### Exercise brief
Before copying, set the pictures aside; then repeat every line below verbatim.

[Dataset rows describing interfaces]
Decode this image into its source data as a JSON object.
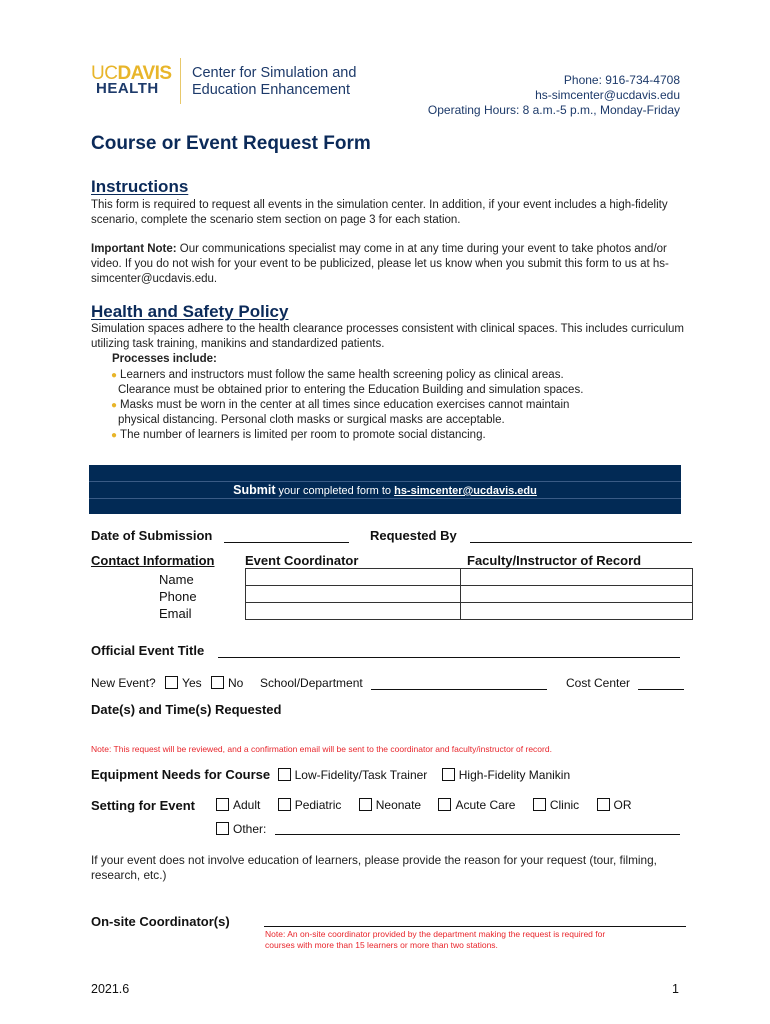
{
  "header": {
    "logo": {
      "uc": "UC",
      "davis": "DAVIS",
      "health": "HEALTH"
    },
    "center_name_line1": "Center for Simulation and",
    "center_name_line2": "Education Enhancement",
    "phone": "Phone: 916-734-4708",
    "email": "hs-simcenter@ucdavis.edu",
    "hours": "Operating Hours: 8 a.m.-5 p.m., Monday-Friday"
  },
  "title": "Course or Event Request Form",
  "instructions": {
    "heading": "Instructions",
    "text": "This form is required to request all events in the simulation center. In addition, if your event includes a high-fidelity scenario, complete the scenario stem section on page 3 for each station.",
    "note_label": "Important Note:",
    "note_text": " Our communications specialist may come in at any time during your event to take photos and/or video. If you do not wish for your event to be publicized, please let us know when you submit this form to us at hs-simcenter@ucdavis.edu."
  },
  "policy": {
    "heading": "Health and Safety Policy",
    "text": "Simulation spaces adhere to the health clearance processes consistent with clinical spaces. This includes curriculum utilizing task training, manikins and standardized patients.",
    "processes_label": "Processes include:",
    "bullets": [
      "Learners and instructors must follow the same health screening policy as clinical areas.",
      "Clearance must be obtained prior to entering the Education Building and simulation spaces.",
      "Masks must be worn in the center at all times since education exercises cannot maintain",
      "physical distancing. Personal cloth masks or surgical masks are acceptable.",
      "The number of learners is limited per room to promote social distancing."
    ]
  },
  "banner": {
    "submit": "Submit",
    "text": " your completed form to ",
    "email": "hs-simcenter@ucdavis.edu"
  },
  "form": {
    "date_of_submission": "Date of Submission",
    "requested_by": "Requested By",
    "contact_information": "Contact Information",
    "event_coordinator": "Event Coordinator",
    "faculty_instructor": "Faculty/Instructor of Record",
    "contact_rows": [
      "Name",
      "Phone",
      "Email"
    ],
    "official_event_title": "Official Event Title",
    "new_event": "New Event?",
    "yes": "Yes",
    "no": "No",
    "school_department": "School/Department",
    "cost_center": "Cost Center",
    "dates_times": "Date(s) and Time(s) Requested",
    "review_note": "Note: This request will be reviewed, and a confirmation email will be sent to the coordinator and faculty/instructor of record.",
    "equipment_label": "Equipment Needs for Course",
    "equipment_options": [
      "Low-Fidelity/Task Trainer",
      "High-Fidelity Manikin"
    ],
    "setting_label": "Setting for Event",
    "setting_options": [
      "Adult",
      "Pediatric",
      "Neonate",
      "Acute Care",
      "Clinic",
      "OR"
    ],
    "other_label": "Other:",
    "non_education_text": "If your event does not involve education of learners, please provide the reason for your request (tour, filming, research, etc.)",
    "onsite_label": "On-site Coordinator(s)",
    "onsite_note_line1": "Note: An on-site coordinator provided by the department making the request is required for",
    "onsite_note_line2": "courses with more than 15 learners or more than two stations."
  },
  "footer": {
    "version": "2021.6",
    "page": "1"
  },
  "colors": {
    "navy": "#0b2a59",
    "banner": "#022a55",
    "gold": "#e8b52a",
    "red_note": "#e8262c"
  }
}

### Response below
Decode this image into its source data as a JSON object.
{
  "header": {
    "logo": {
      "uc": "UC",
      "davis": "DAVIS",
      "health": "HEALTH"
    },
    "center_name_line1": "Center for Simulation and",
    "center_name_line2": "Education Enhancement",
    "phone": "Phone: 916-734-4708",
    "email": "hs-simcenter@ucdavis.edu",
    "hours": "Operating Hours: 8 a.m.-5 p.m., Monday-Friday"
  },
  "title": "Course or Event Request Form",
  "instructions": {
    "heading": "Instructions",
    "text": "This form is required to request all events in the simulation center. In addition, if your event includes a high-fidelity scenario, complete the scenario stem section on page 3 for each station.",
    "note_label": "Important Note:",
    "note_text": " Our communications specialist may come in at any time during your event to take photos and/or video. If you do not wish for your event to be publicized, please let us know when you submit this form to us at hs-simcenter@ucdavis.edu."
  },
  "policy": {
    "heading": "Health and Safety Policy",
    "text": "Simulation spaces adhere to the health clearance processes consistent with clinical spaces. This includes curriculum utilizing task training, manikins and standardized patients.",
    "processes_label": "Processes include:",
    "bullets": [
      "Learners and instructors must follow the same health screening policy as clinical areas.",
      "Clearance must be obtained prior to entering the Education Building and simulation spaces.",
      "Masks must be worn in the center at all times since education exercises cannot maintain",
      "physical distancing. Personal cloth masks or surgical masks are acceptable.",
      "The number of learners is limited per room to promote social distancing."
    ]
  },
  "banner": {
    "submit": "Submit",
    "text": " your completed form to ",
    "email": "hs-simcenter@ucdavis.edu"
  },
  "form": {
    "date_of_submission": "Date of Submission",
    "requested_by": "Requested By",
    "contact_information": "Contact Information",
    "event_coordinator": "Event Coordinator",
    "faculty_instructor": "Faculty/Instructor of Record",
    "contact_rows": [
      "Name",
      "Phone",
      "Email"
    ],
    "official_event_title": "Official Event Title",
    "new_event": "New Event?",
    "yes": "Yes",
    "no": "No",
    "school_department": "School/Department",
    "cost_center": "Cost Center",
    "dates_times": "Date(s) and Time(s) Requested",
    "review_note": "Note: This request will be reviewed, and a confirmation email will be sent to the coordinator and faculty/instructor of record.",
    "equipment_label": "Equipment Needs for Course",
    "equipment_options": [
      "Low-Fidelity/Task Trainer",
      "High-Fidelity Manikin"
    ],
    "setting_label": "Setting for Event",
    "setting_options": [
      "Adult",
      "Pediatric",
      "Neonate",
      "Acute Care",
      "Clinic",
      "OR"
    ],
    "other_label": "Other:",
    "non_education_text": "If your event does not involve education of learners, please provide the reason for your request (tour, filming, research, etc.)",
    "onsite_label": "On-site Coordinator(s)",
    "onsite_note_line1": "Note: An on-site coordinator provided by the department making the request is required for",
    "onsite_note_line2": "courses with more than 15 learners or more than two stations."
  },
  "footer": {
    "version": "2021.6",
    "page": "1"
  },
  "colors": {
    "navy": "#0b2a59",
    "banner": "#022a55",
    "gold": "#e8b52a",
    "red_note": "#e8262c"
  }
}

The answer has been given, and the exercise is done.